Written task: Check each line below for "this" and report how many have it, nothing else.

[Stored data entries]
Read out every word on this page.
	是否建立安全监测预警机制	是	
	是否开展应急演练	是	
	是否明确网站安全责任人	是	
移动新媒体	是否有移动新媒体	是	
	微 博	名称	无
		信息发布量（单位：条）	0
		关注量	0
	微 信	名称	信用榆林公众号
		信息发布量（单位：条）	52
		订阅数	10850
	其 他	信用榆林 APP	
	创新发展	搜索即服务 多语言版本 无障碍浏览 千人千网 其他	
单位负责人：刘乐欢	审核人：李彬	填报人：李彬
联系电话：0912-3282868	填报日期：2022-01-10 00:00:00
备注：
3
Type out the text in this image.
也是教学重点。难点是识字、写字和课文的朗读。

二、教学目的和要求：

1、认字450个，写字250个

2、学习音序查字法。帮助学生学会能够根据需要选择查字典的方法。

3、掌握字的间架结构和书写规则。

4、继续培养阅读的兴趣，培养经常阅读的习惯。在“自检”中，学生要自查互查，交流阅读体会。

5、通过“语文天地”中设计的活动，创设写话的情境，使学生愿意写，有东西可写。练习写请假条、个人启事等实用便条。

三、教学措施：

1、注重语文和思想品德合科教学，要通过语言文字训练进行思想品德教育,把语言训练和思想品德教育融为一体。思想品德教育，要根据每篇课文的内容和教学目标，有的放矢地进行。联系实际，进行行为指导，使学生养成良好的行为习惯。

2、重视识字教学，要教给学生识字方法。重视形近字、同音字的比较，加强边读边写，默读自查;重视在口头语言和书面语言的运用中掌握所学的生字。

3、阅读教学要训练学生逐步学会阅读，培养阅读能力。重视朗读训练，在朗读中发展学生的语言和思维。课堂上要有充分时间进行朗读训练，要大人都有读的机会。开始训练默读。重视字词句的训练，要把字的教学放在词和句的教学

Right answer: 2